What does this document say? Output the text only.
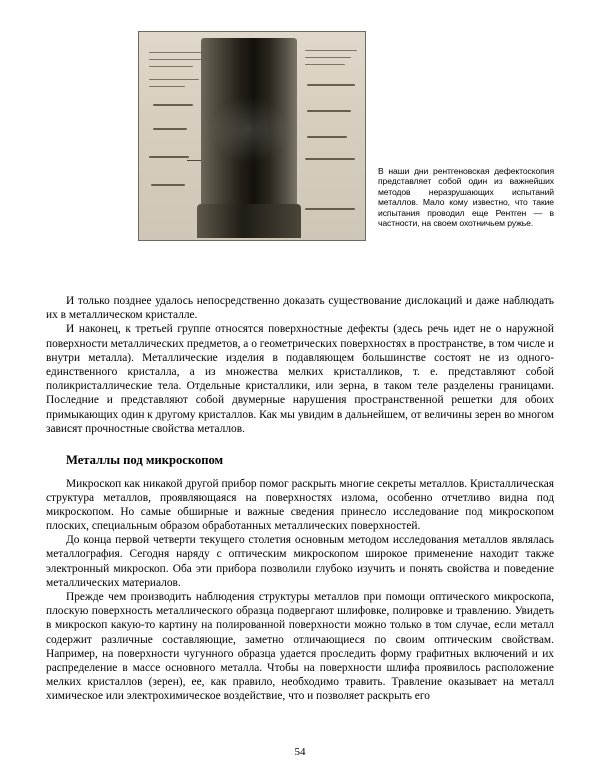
В наши дни рентгеновская дефектоскопия представляет собой один из важнейших методов неразрушающих испытаний металлов. Мало кому известно, что такие испытания проводил еще Рентген — в частности, на своем охотничьем ружье.

И только позднее удалось непосредственно доказать существование дислокаций и даже наблюдать их в металлическом кристалле.

И наконец, к третьей группе относятся поверхностные дефекты (здесь речь идет не о наружной поверхности металлических предметов, а о геометрических поверхностях в пространстве, в том числе и внутри металла). Металлические изделия в подавляющем большинстве состоят не из одного-единственного кристалла, а из множества мелких кристалликов, т. е. представляют собой поликристаллические тела. Отдельные кристаллики, или зерна, в таком теле разделены границами. Последние и представляют собой двумерные нарушения пространственной решетки для обоих примыкающих один к другому кристаллов. Как мы увидим в дальнейшем, от величины зерен во многом зависят прочностные свойства металлов.

Металлы под микроскопом

Микроскоп как никакой другой прибор помог раскрыть многие секреты металлов. Кристаллическая структура металлов, проявляющаяся на поверхностях излома, особенно отчетливо видна под микроскопом. Но самые обширные и важные сведения принесло исследование под микроскопом плоских, специальным образом обработанных металлических поверхностей.

До конца первой четверти текущего столетия основным методом исследования металлов являлась металлография. Сегодня наряду с оптическим микроскопом широкое применение находит также электронный микроскоп. Оба эти прибора позволили глубоко изучить и понять свойства и поведение металлических материалов.

Прежде чем производить наблюдения структуры металлов при помощи оптического микроскопа, плоскую поверхность металлического образца подвергают шлифовке, полировке и травлению. Увидеть в микроскоп какую-то картину на полированной поверхности можно только в том случае, если металл содержит различные составляющие, заметно отличающиеся по своим оптическим свойствам. Например, на поверхности чугунного образца удается проследить форму графитных включений и их распределение в массе основного металла. Чтобы на поверхности шлифа проявилось расположение мелких кристаллов (зерен), ее, как правило, необходимо травить. Травление оказывает на металл химическое или электрохимическое воздействие, что и позволяет раскрыть его

54
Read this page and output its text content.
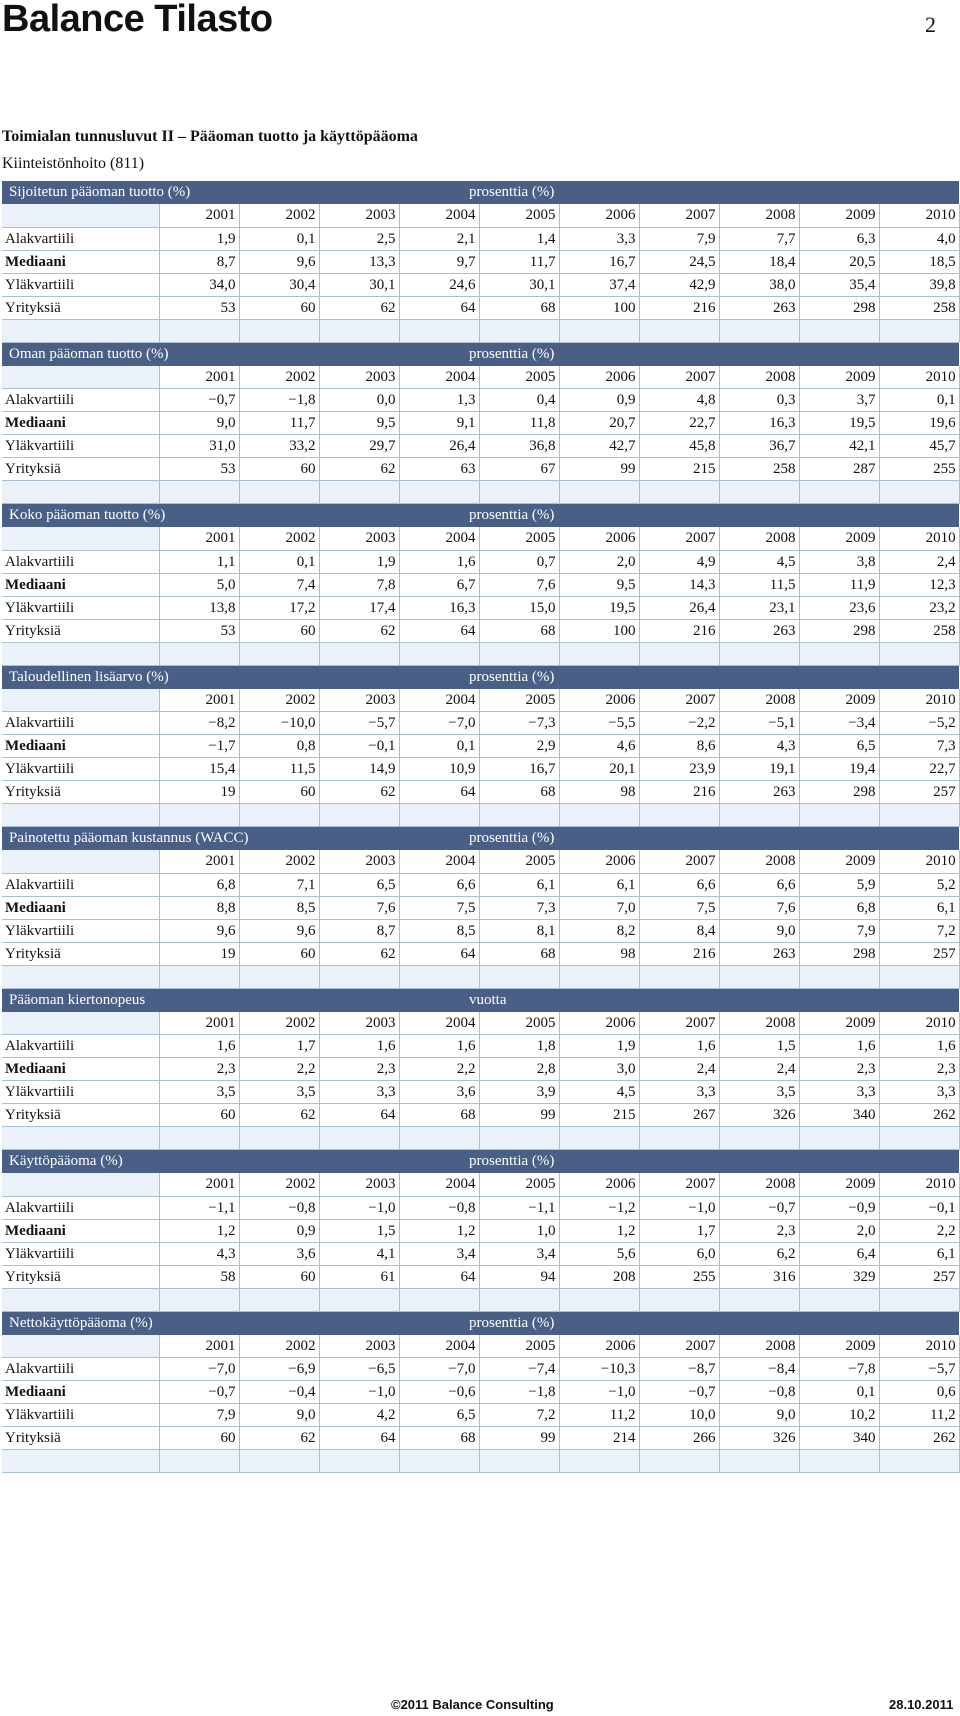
Balance Tilasto	2
Toimialan tunnusluvut II – Pääoman tuotto ja käyttöpääoma
Kiinteistönhoito (811)
Sijoitetun pääoman tuotto (%) prosenttia (%)										

	2001	2002	2003	2004	2005	2006	2007	2008	2009	2010
Alakvartiili	1,9	0,1	2,5	2,1	1,4	3,3	7,9	7,7	6,3	4,0
Mediaani	8,7	9,6	13,3	9,7	11,7	16,7	24,5	18,4	20,5	18,5
Yläkvartiili	34,0	30,4	30,1	24,6	30,1	37,4	42,9	38,0	35,4	39,8
Yrityksiä	53	60	62	64	68	100	216	263	298	258

Oman pääoman tuotto (%) prosenttia (%)										

	2001	2002	2003	2004	2005	2006	2007	2008	2009	2010
Alakvartiili	−0,7	−1,8	0,0	1,3	0,4	0,9	4,8	0,3	3,7	0,1
Mediaani	9,0	11,7	9,5	9,1	11,8	20,7	22,7	16,3	19,5	19,6
Yläkvartiili	31,0	33,2	29,7	26,4	36,8	42,7	45,8	36,7	42,1	45,7
Yrityksiä	53	60	62	63	67	99	215	258	287	255

Koko pääoman tuotto (%) prosenttia (%)										

	2001	2002	2003	2004	2005	2006	2007	2008	2009	2010
Alakvartiili	1,1	0,1	1,9	1,6	0,7	2,0	4,9	4,5	3,8	2,4
Mediaani	5,0	7,4	7,8	6,7	7,6	9,5	14,3	11,5	11,9	12,3
Yläkvartiili	13,8	17,2	17,4	16,3	15,0	19,5	26,4	23,1	23,6	23,2
Yrityksiä	53	60	62	64	68	100	216	263	298	258

Taloudellinen lisäarvo (%) prosenttia (%)										

	2001	2002	2003	2004	2005	2006	2007	2008	2009	2010
Alakvartiili	−8,2	−10,0	−5,7	−7,0	−7,3	−5,5	−2,2	−5,1	−3,4	−5,2
Mediaani	−1,7	0,8	−0,1	0,1	2,9	4,6	8,6	4,3	6,5	7,3
Yläkvartiili	15,4	11,5	14,9	10,9	16,7	20,1	23,9	19,1	19,4	22,7
Yrityksiä	19	60	62	64	68	98	216	263	298	257

Painotettu pääoman kustannus (WACC) prosenttia (%)										

	2001	2002	2003	2004	2005	2006	2007	2008	2009	2010
Alakvartiili	6,8	7,1	6,5	6,6	6,1	6,1	6,6	6,6	5,9	5,2
Mediaani	8,8	8,5	7,6	7,5	7,3	7,0	7,5	7,6	6,8	6,1
Yläkvartiili	9,6	9,6	8,7	8,5	8,1	8,2	8,4	9,0	7,9	7,2
Yrityksiä	19	60	62	64	68	98	216	263	298	257

Pääoman kiertonopeus vuotta										

	2001	2002	2003	2004	2005	2006	2007	2008	2009	2010
Alakvartiili	1,6	1,7	1,6	1,6	1,8	1,9	1,6	1,5	1,6	1,6
Mediaani	2,3	2,2	2,3	2,2	2,8	3,0	2,4	2,4	2,3	2,3
Yläkvartiili	3,5	3,5	3,3	3,6	3,9	4,5	3,3	3,5	3,3	3,3
Yrityksiä	60	62	64	68	99	215	267	326	340	262

Käyttöpääoma (%) prosenttia (%)										

	2001	2002	2003	2004	2005	2006	2007	2008	2009	2010
Alakvartiili	−1,1	−0,8	−1,0	−0,8	−1,1	−1,2	−1,0	−0,7	−0,9	−0,1
Mediaani	1,2	0,9	1,5	1,2	1,0	1,2	1,7	2,3	2,0	2,2
Yläkvartiili	4,3	3,6	4,1	3,4	3,4	5,6	6,0	6,2	6,4	6,1
Yrityksiä	58	60	61	64	94	208	255	316	329	257

Nettokäyttöpääoma (%) prosenttia (%)										

	2001	2002	2003	2004	2005	2006	2007	2008	2009	2010
Alakvartiili	−7,0	−6,9	−6,5	−7,0	−7,4	−10,3	−8,7	−8,4	−7,8	−5,7
Mediaani	−0,7	−0,4	−1,0	−0,6	−1,8	−1,0	−0,7	−0,8	0,1	0,6
Yläkvartiili	7,9	9,0	4,2	6,5	7,2	11,2	10,0	9,0	10,2	11,2
Yrityksiä	60	62	64	68	99	214	266	326	340	262

©2011 Balance Consulting	28.10.2011
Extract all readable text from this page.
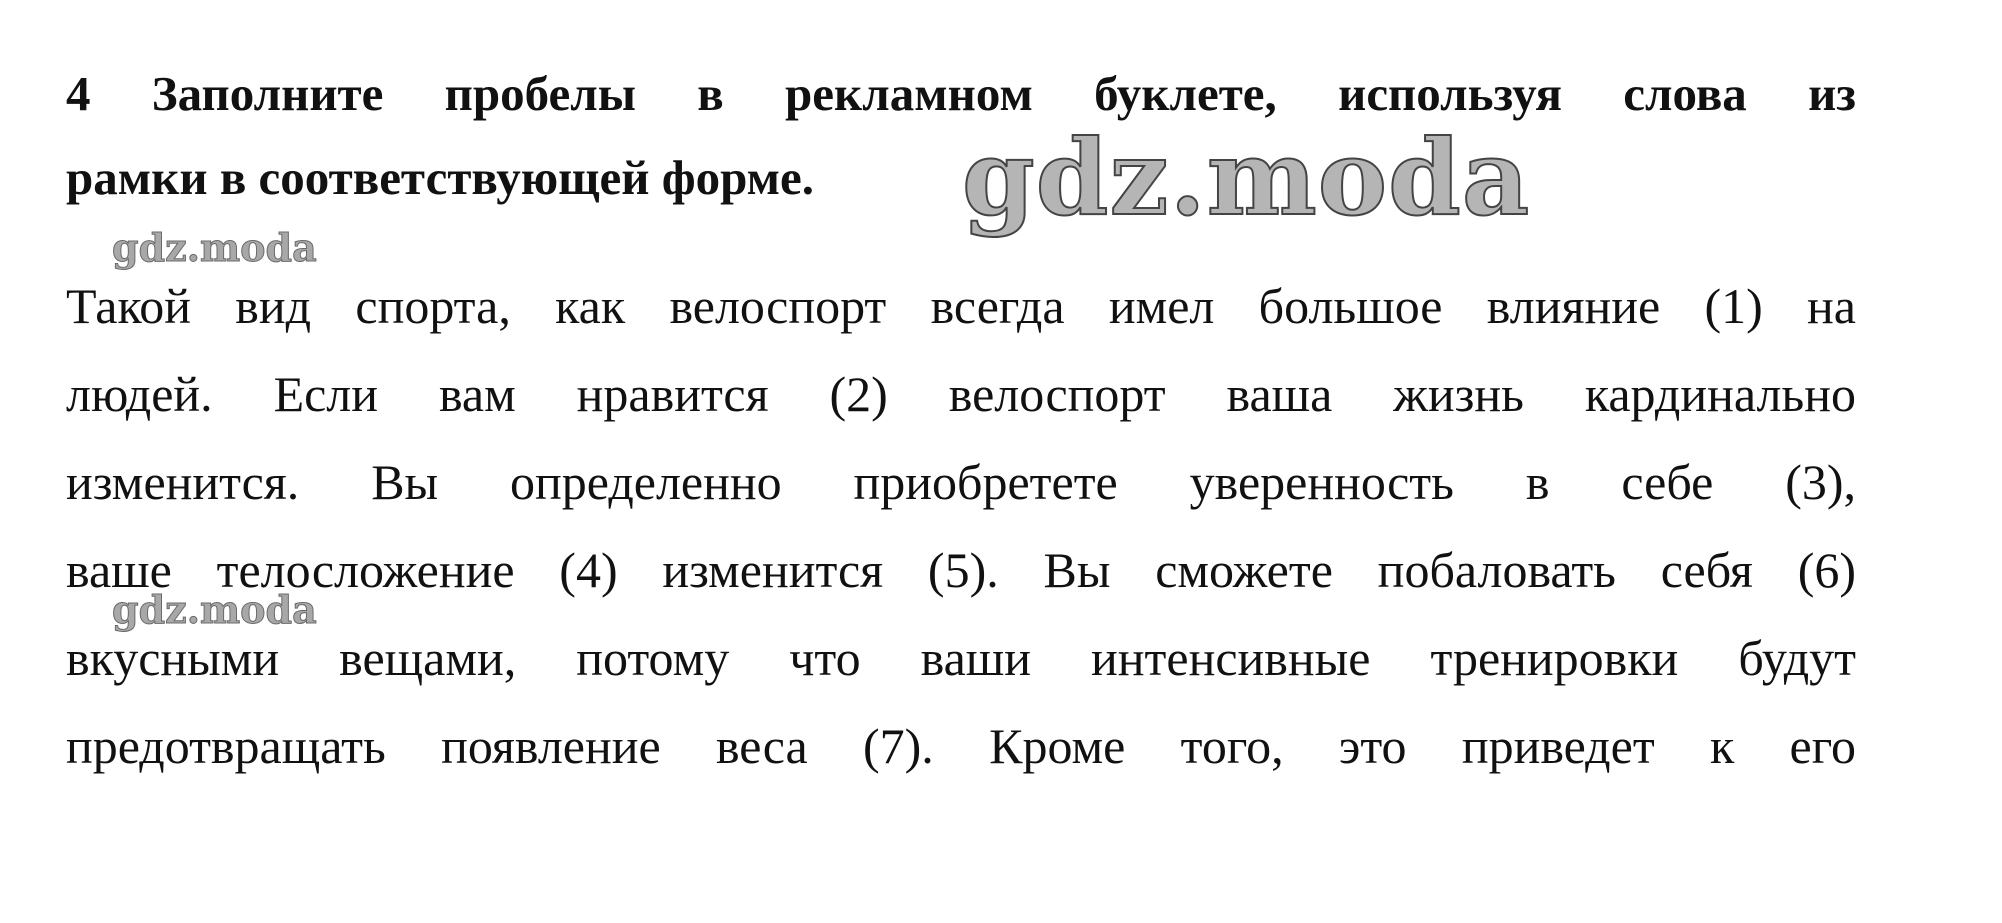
4 Заполните пробелы в рекламном буклете, используя слова из
рамки в соответствующей форме.
Такой вид спорта, как велоспорт всегда имел большое влияние (1) на
людей. Если вам нравится (2) велоспорт ваша жизнь кардинально
изменится. Вы определенно приобретете уверенность в себе (3),
ваше телосложение (4) изменится (5). Вы сможете побаловать себя (6)
вкусными вещами, потому что ваши интенсивные тренировки будут
предотвращать появление веса (7). Кроме того, это приведет к его
gdz.moda
gdz.moda
gdz.moda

* REQUEST *
Reproduce the material word for word, minus the images.

* COMPLETE OUTPUT *
What does this document say? Output the text only.
В наши дни рентгеновская дефектоскопия представляет собой один из важнейших методов неразрушающих испытаний металлов. Мало кому известно, что такие испытания проводил еще Рентген — в частности, на своем охотничьем ружье.

И только позднее удалось непосредственно доказать существование дислокаций и даже наблюдать их в металлическом кристалле.

И наконец, к третьей группе относятся поверхностные дефекты (здесь речь идет не о наружной поверхности металлических предметов, а о геометрических поверхностях в пространстве, в том числе и внутри металла). Металлические изделия в подавляющем большинстве состоят не из одного-единственного кристалла, а из множества мелких кристалликов, т. е. представляют собой поликристаллические тела. Отдельные кристаллики, или зерна, в таком теле разделены границами. Последние и представляют собой двумерные нарушения пространственной решетки для обоих примыкающих один к другому кристаллов. Как мы увидим в дальнейшем, от величины зерен во многом зависят прочностные свойства металлов.

Металлы под микроскопом

Микроскоп как никакой другой прибор помог раскрыть многие секреты металлов. Кристаллическая структура металлов, проявляющаяся на поверхностях излома, особенно отчетливо видна под микроскопом. Но самые обширные и важные сведения принесло исследование под микроскопом плоских, специальным образом обработанных металлических поверхностей.

До конца первой четверти текущего столетия основным методом исследования металлов являлась металлография. Сегодня наряду с оптическим микроскопом широкое применение находит также электронный микроскоп. Оба эти прибора позволили глубоко изучить и понять свойства и поведение металлических материалов.

Прежде чем производить наблюдения структуры металлов при помощи оптического микроскопа, плоскую поверхность металлического образца подвергают шлифовке, полировке и травлению. Увидеть в микроскоп какую-то картину на полированной поверхности можно только в том случае, если металл содержит различные составляющие, заметно отличающиеся по своим оптическим свойствам. Например, на поверхности чугунного образца удается проследить форму графитных включений и их распределение в массе основного металла. Чтобы на поверхности шлифа проявилось расположение мелких кристаллов (зерен), ее, как правило, необходимо травить. Травление оказывает на металл химическое или электрохимическое воздействие, что и позволяет раскрыть его

54
Read this page and output its text content.
Balance Tilasto	2
Toimialan tunnusluvut II – Pääoman tuotto ja käyttöpääoma
Kiinteistönhoito (811)
Sijoitetun pääoman tuotto (%) prosenttia (%)										

	2001	2002	2003	2004	2005	2006	2007	2008	2009	2010
Alakvartiili	1,9	0,1	2,5	2,1	1,4	3,3	7,9	7,7	6,3	4,0
Mediaani	8,7	9,6	13,3	9,7	11,7	16,7	24,5	18,4	20,5	18,5
Yläkvartiili	34,0	30,4	30,1	24,6	30,1	37,4	42,9	38,0	35,4	39,8
Yrityksiä	53	60	62	64	68	100	216	263	298	258

Oman pääoman tuotto (%) prosenttia (%)										

	2001	2002	2003	2004	2005	2006	2007	2008	2009	2010
Alakvartiili	−0,7	−1,8	0,0	1,3	0,4	0,9	4,8	0,3	3,7	0,1
Mediaani	9,0	11,7	9,5	9,1	11,8	20,7	22,7	16,3	19,5	19,6
Yläkvartiili	31,0	33,2	29,7	26,4	36,8	42,7	45,8	36,7	42,1	45,7
Yrityksiä	53	60	62	63	67	99	215	258	287	255

Koko pääoman tuotto (%) prosenttia (%)										

	2001	2002	2003	2004	2005	2006	2007	2008	2009	2010
Alakvartiili	1,1	0,1	1,9	1,6	0,7	2,0	4,9	4,5	3,8	2,4
Mediaani	5,0	7,4	7,8	6,7	7,6	9,5	14,3	11,5	11,9	12,3
Yläkvartiili	13,8	17,2	17,4	16,3	15,0	19,5	26,4	23,1	23,6	23,2
Yrityksiä	53	60	62	64	68	100	216	263	298	258

Taloudellinen lisäarvo (%) prosenttia (%)										

	2001	2002	2003	2004	2005	2006	2007	2008	2009	2010
Alakvartiili	−8,2	−10,0	−5,7	−7,0	−7,3	−5,5	−2,2	−5,1	−3,4	−5,2
Mediaani	−1,7	0,8	−0,1	0,1	2,9	4,6	8,6	4,3	6,5	7,3
Yläkvartiili	15,4	11,5	14,9	10,9	16,7	20,1	23,9	19,1	19,4	22,7
Yrityksiä	19	60	62	64	68	98	216	263	298	257

Painotettu pääoman kustannus (WACC) prosenttia (%)										

	2001	2002	2003	2004	2005	2006	2007	2008	2009	2010
Alakvartiili	6,8	7,1	6,5	6,6	6,1	6,1	6,6	6,6	5,9	5,2
Mediaani	8,8	8,5	7,6	7,5	7,3	7,0	7,5	7,6	6,8	6,1
Yläkvartiili	9,6	9,6	8,7	8,5	8,1	8,2	8,4	9,0	7,9	7,2
Yrityksiä	19	60	62	64	68	98	216	263	298	257

Pääoman kiertonopeus vuotta										

	2001	2002	2003	2004	2005	2006	2007	2008	2009	2010
Alakvartiili	1,6	1,7	1,6	1,6	1,8	1,9	1,6	1,5	1,6	1,6
Mediaani	2,3	2,2	2,3	2,2	2,8	3,0	2,4	2,4	2,3	2,3
Yläkvartiili	3,5	3,5	3,3	3,6	3,9	4,5	3,3	3,5	3,3	3,3
Yrityksiä	60	62	64	68	99	215	267	326	340	262

Käyttöpääoma (%) prosenttia (%)										

	2001	2002	2003	2004	2005	2006	2007	2008	2009	2010
Alakvartiili	−1,1	−0,8	−1,0	−0,8	−1,1	−1,2	−1,0	−0,7	−0,9	−0,1
Mediaani	1,2	0,9	1,5	1,2	1,0	1,2	1,7	2,3	2,0	2,2
Yläkvartiili	4,3	3,6	4,1	3,4	3,4	5,6	6,0	6,2	6,4	6,1
Yrityksiä	58	60	61	64	94	208	255	316	329	257

Nettokäyttöpääoma (%) prosenttia (%)										

	2001	2002	2003	2004	2005	2006	2007	2008	2009	2010
Alakvartiili	−7,0	−6,9	−6,5	−7,0	−7,4	−10,3	−8,7	−8,4	−7,8	−5,7
Mediaani	−0,7	−0,4	−1,0	−0,6	−1,8	−1,0	−0,7	−0,8	0,1	0,6
Yläkvartiili	7,9	9,0	4,2	6,5	7,2	11,2	10,0	9,0	10,2	11,2
Yrityksiä	60	62	64	68	99	214	266	326	340	262

©2011 Balance Consulting	28.10.2011
Extract all readable text from this page.
4 Заполните пробелы в рекламном буклете, используя слова из
рамки в соответствующей форме.
Такой вид спорта, как велоспорт всегда имел большое влияние (1) на
людей. Если вам нравится (2) велоспорт ваша жизнь кардинально
изменится. Вы определенно приобретете уверенность в себе (3),
ваше телосложение (4) изменится (5). Вы сможете побаловать себя (6)
вкусными вещами, потому что ваши интенсивные тренировки будут
предотвращать появление веса (7). Кроме того, это приведет к его
gdz.moda
gdz.moda
gdz.moda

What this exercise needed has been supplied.